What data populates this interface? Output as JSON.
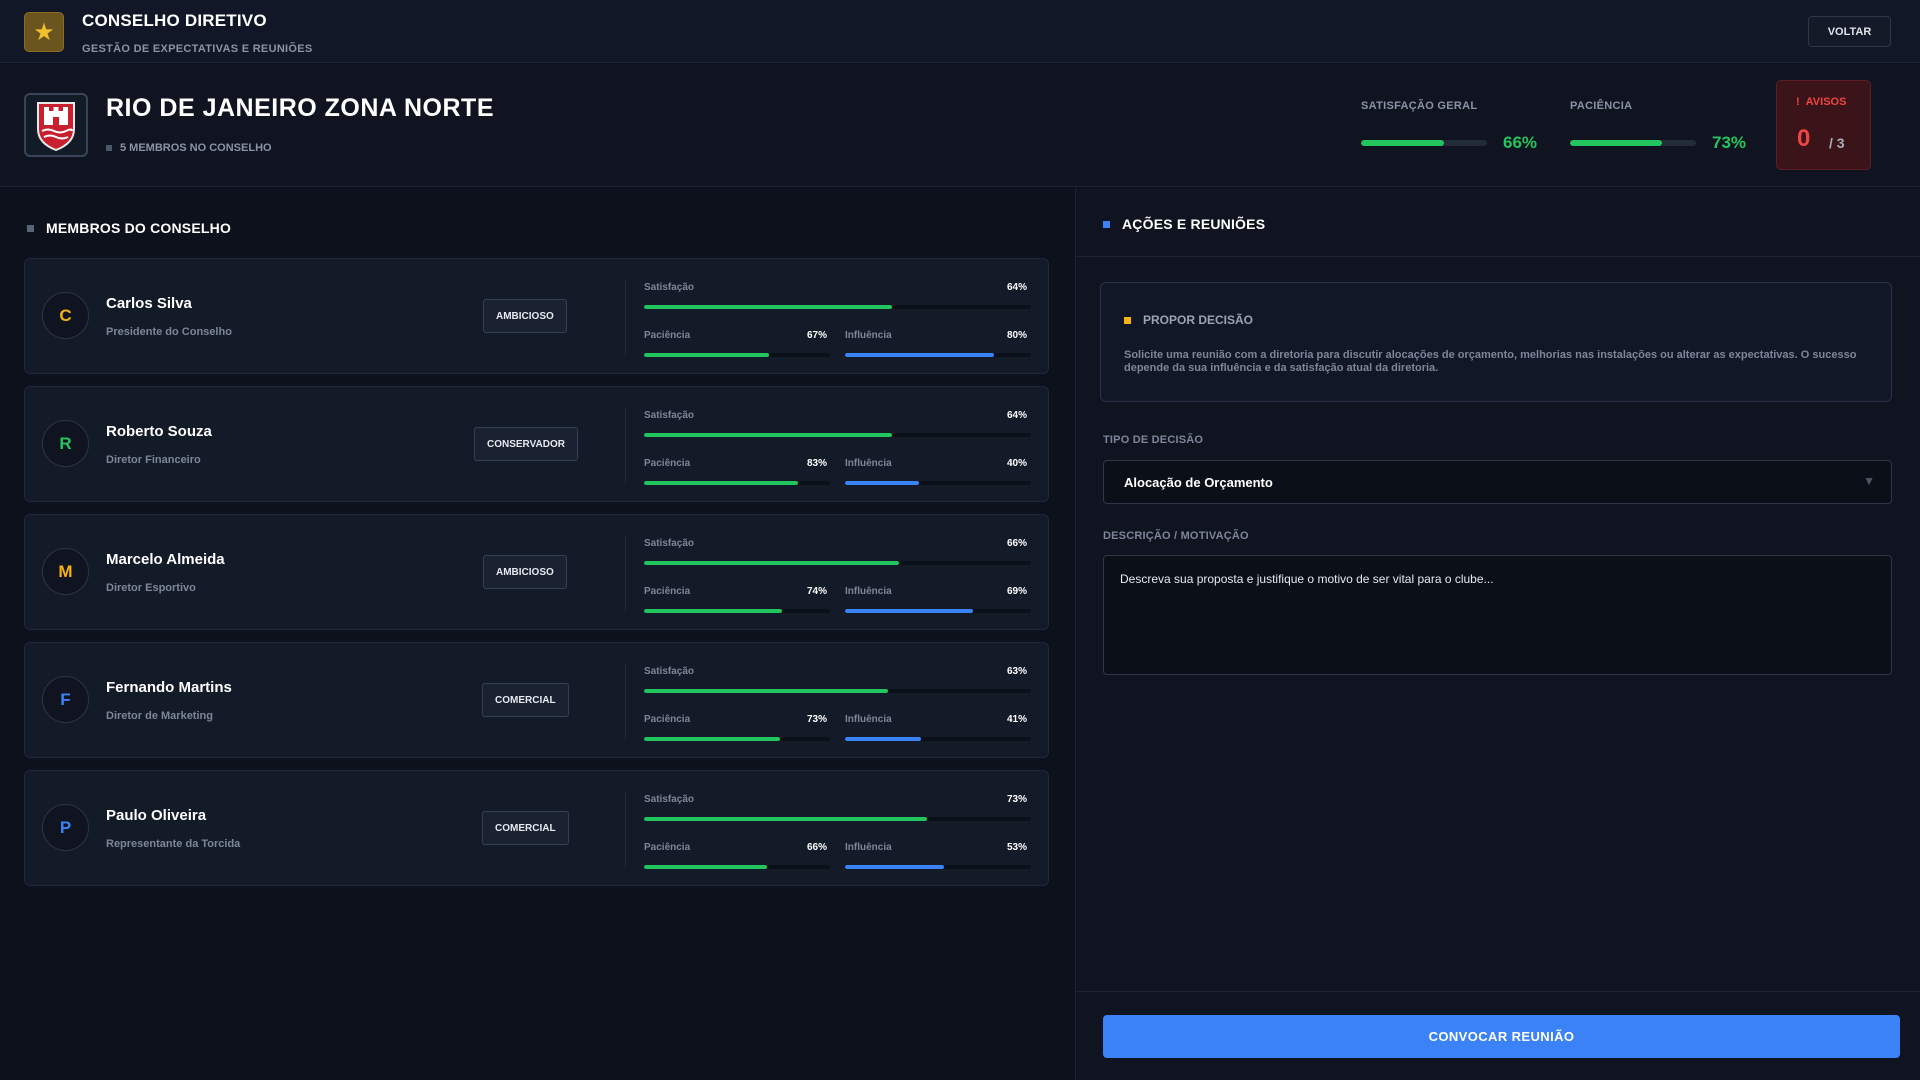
{
  "app": {
    "title": "CONSELHO DIRETIVO",
    "subtitle": "GESTÃO DE EXPECTATIVAS E REUNIÕES",
    "back_label": "VOLTAR",
    "logo_icon": "star-icon"
  },
  "club": {
    "name": "RIO DE JANEIRO ZONA NORTE",
    "members_count_label": "5 MEMBROS NO CONSELHO",
    "crest_icon": "castle-crest-icon",
    "overall_satisfaction": {
      "label": "SATISFAÇÃO GERAL",
      "value": 66,
      "display": "66%"
    },
    "patience": {
      "label": "PACIÊNCIA",
      "value": 73,
      "display": "73%"
    },
    "warnings": {
      "label": "AVISOS",
      "count": "0",
      "max": "/ 3"
    }
  },
  "members_section": {
    "title": "MEMBROS DO CONSELHO",
    "labels": {
      "satisfaction": "Satisfação",
      "patience": "Paciência",
      "influence": "Influência"
    },
    "members": [
      {
        "initial": "C",
        "name": "Carlos Silva",
        "role": "Presidente do Conselho",
        "trait": "AMBICIOSO",
        "color": "#f5b313",
        "satisfaction": 64,
        "satisfaction_display": "64%",
        "patience": 67,
        "patience_display": "67%",
        "influence": 80,
        "influence_display": "80%"
      },
      {
        "initial": "R",
        "name": "Roberto Souza",
        "role": "Diretor Financeiro",
        "trait": "CONSERVADOR",
        "color": "#22c55e",
        "satisfaction": 64,
        "satisfaction_display": "64%",
        "patience": 83,
        "patience_display": "83%",
        "influence": 40,
        "influence_display": "40%"
      },
      {
        "initial": "M",
        "name": "Marcelo Almeida",
        "role": "Diretor Esportivo",
        "trait": "AMBICIOSO",
        "color": "#f5b313",
        "satisfaction": 66,
        "satisfaction_display": "66%",
        "patience": 74,
        "patience_display": "74%",
        "influence": 69,
        "influence_display": "69%"
      },
      {
        "initial": "F",
        "name": "Fernando Martins",
        "role": "Diretor de Marketing",
        "trait": "COMERCIAL",
        "color": "#3b82f6",
        "satisfaction": 63,
        "satisfaction_display": "63%",
        "patience": 73,
        "patience_display": "73%",
        "influence": 41,
        "influence_display": "41%"
      },
      {
        "initial": "P",
        "name": "Paulo Oliveira",
        "role": "Representante da Torcida",
        "trait": "COMERCIAL",
        "color": "#3b82f6",
        "satisfaction": 73,
        "satisfaction_display": "73%",
        "patience": 66,
        "patience_display": "66%",
        "influence": 53,
        "influence_display": "53%"
      }
    ]
  },
  "actions": {
    "title": "AÇÕES E REUNIÕES",
    "propose": {
      "title": "PROPOR DECISÃO",
      "text": "Solicite uma reunião com a diretoria para discutir alocações de orçamento, melhorias nas instalações ou alterar as expectativas. O sucesso depende da sua influência e da satisfação atual da diretoria."
    },
    "decision_type": {
      "label": "TIPO DE DECISÃO",
      "value": "Alocação de Orçamento"
    },
    "description": {
      "label": "DESCRIÇÃO / MOTIVAÇÃO",
      "placeholder": "Descreva sua proposta e justifique o motivo de ser vital para o clube..."
    },
    "convene_label": "CONVOCAR REUNIÃO"
  },
  "colors": {
    "accent_blue": "#3b82f6",
    "success_green": "#22c55e",
    "warning_amber": "#f5b313",
    "danger_red": "#ef4444"
  }
}
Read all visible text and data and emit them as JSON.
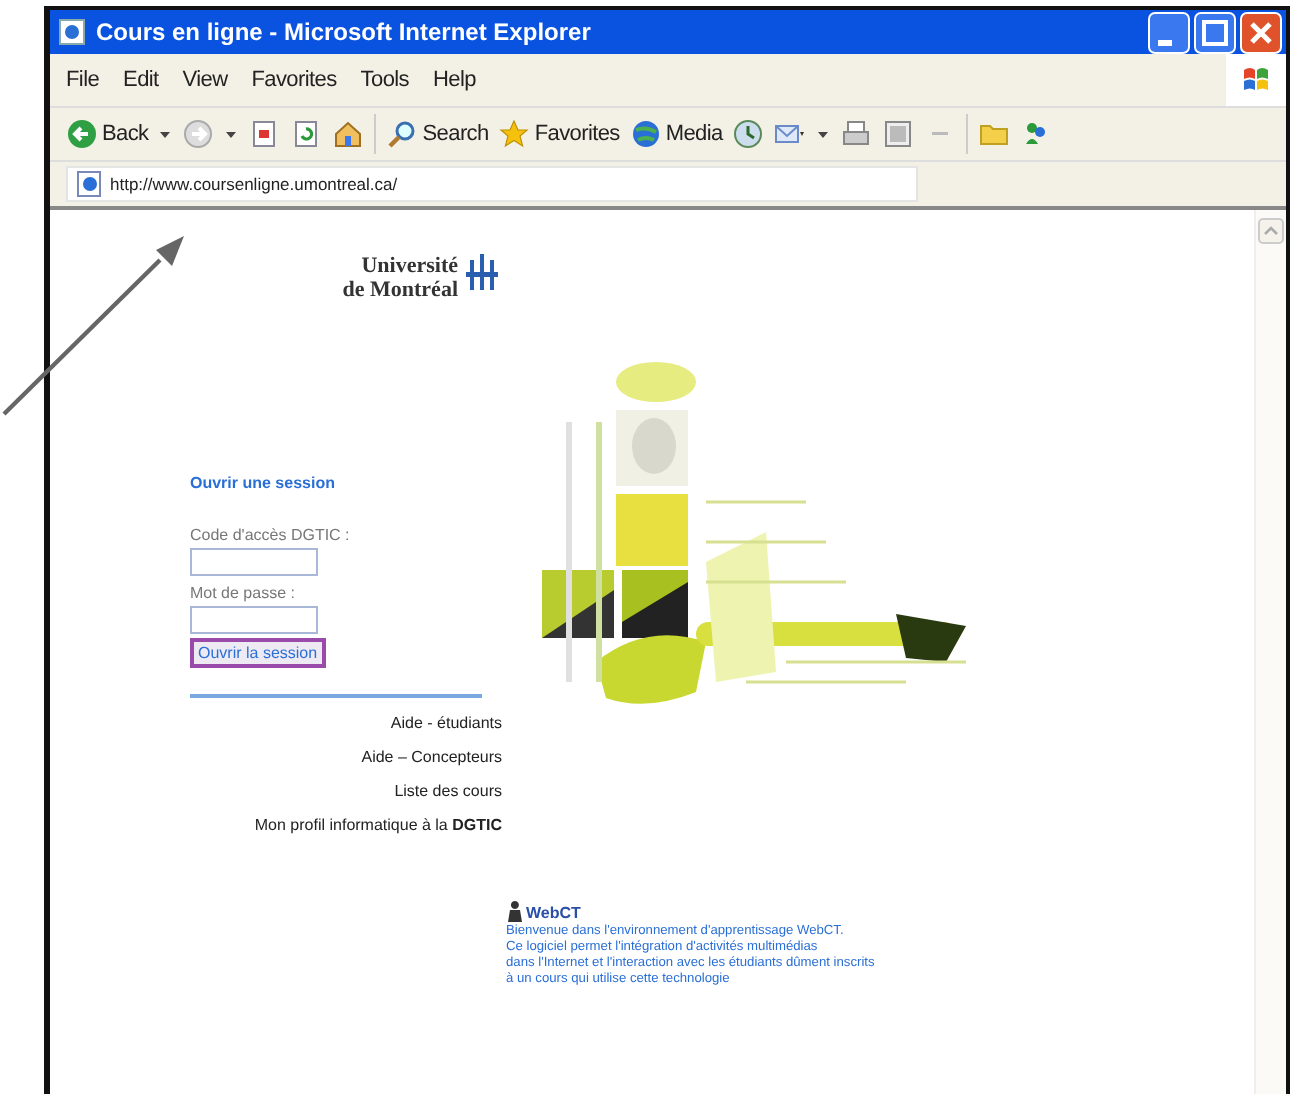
{
  "window": {
    "title": "Cours en ligne - Microsoft Internet Explorer"
  },
  "menu": [
    "File",
    "Edit",
    "View",
    "Favorites",
    "Tools",
    "Help"
  ],
  "toolbar": [
    {
      "kind": "back",
      "label": "Back"
    },
    {
      "kind": "forward"
    },
    {
      "kind": "stop"
    },
    {
      "kind": "refresh"
    },
    {
      "kind": "home"
    },
    {
      "kind": "search",
      "label": "Search"
    },
    {
      "kind": "favorites",
      "label": "Favorites"
    },
    {
      "kind": "media",
      "label": "Media"
    },
    {
      "kind": "history"
    },
    {
      "kind": "mail"
    },
    {
      "kind": "print"
    },
    {
      "kind": "edit"
    },
    {
      "kind": "discuss"
    },
    {
      "kind": "folder"
    },
    {
      "kind": "messenger"
    }
  ],
  "address": {
    "value": "http://www.coursenligne.umontreal.ca/"
  },
  "page": {
    "logo": {
      "line_1": "Université",
      "line_2": "de Montréal"
    },
    "login": {
      "heading": "Ouvrir une session",
      "fields": [
        {
          "label": "Code d'accès DGTIC :"
        },
        {
          "label": "Mot de passe :"
        }
      ],
      "button": "Ouvrir la session"
    },
    "links": [
      "Aide - étudiants",
      "Aide – Concepteurs",
      "Liste des cours",
      "Mon profil informatique à la **DGTIC**"
    ],
    "webct": {
      "title": "WebCT",
      "lines": [
        "Bienvenue dans l'environnement d'apprentissage WebCT.",
        "Ce logiciel permet l'intégration d'activités multimédias",
        "dans l'Internet et l'interaction avec les étudiants dûment inscrits",
        "à un cours qui utilise cette technologie"
      ]
    }
  }
}
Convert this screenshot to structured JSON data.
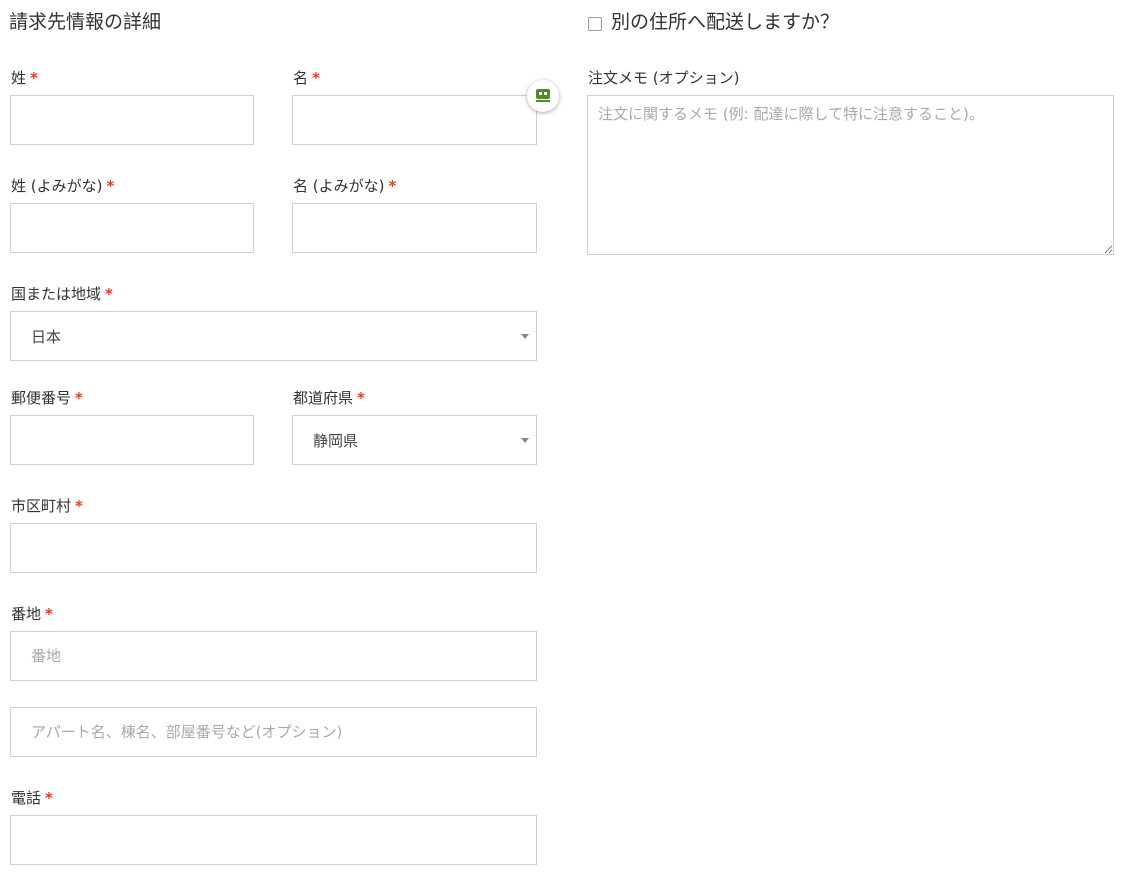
{
  "billing": {
    "title": "請求先情報の詳細",
    "required_mark": "*",
    "last_name": {
      "label": "姓",
      "value": ""
    },
    "first_name": {
      "label": "名",
      "value": ""
    },
    "last_name_kana": {
      "label": "姓 (よみがな)",
      "value": ""
    },
    "first_name_kana": {
      "label": "名 (よみがな)",
      "value": ""
    },
    "country": {
      "label": "国または地域",
      "selected": "日本"
    },
    "postcode": {
      "label": "郵便番号",
      "value": ""
    },
    "state": {
      "label": "都道府県",
      "selected": "静岡県"
    },
    "city": {
      "label": "市区町村",
      "value": ""
    },
    "address_1": {
      "label": "番地",
      "placeholder": "番地",
      "value": ""
    },
    "address_2": {
      "placeholder": "アパート名、棟名、部屋番号など(オプション)",
      "value": ""
    },
    "phone": {
      "label": "電話",
      "value": ""
    }
  },
  "shipping": {
    "ship_different_label": "別の住所へ配送しますか？",
    "ship_different_checked": false,
    "order_notes": {
      "label": "注文メモ (オプション)",
      "placeholder": "注文に関するメモ (例: 配達に際して特に注意すること)。",
      "value": ""
    }
  },
  "colors": {
    "required": "#e2401c",
    "border": "#d3ced2",
    "text": "#333333",
    "placeholder": "#a9a9a9",
    "badge_icon": "#4a8c2a"
  },
  "icons": {
    "autofill_badge": "robot-icon",
    "select_caret": "caret-down-icon"
  }
}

=== Aim of the exercise ===
From the records, copy every line that has the string "initial" in it.

=== Worked solution ===
        "initial": "C",
        "initial": "R",
        "initial": "M",
        "initial": "F",
        "initial": "P",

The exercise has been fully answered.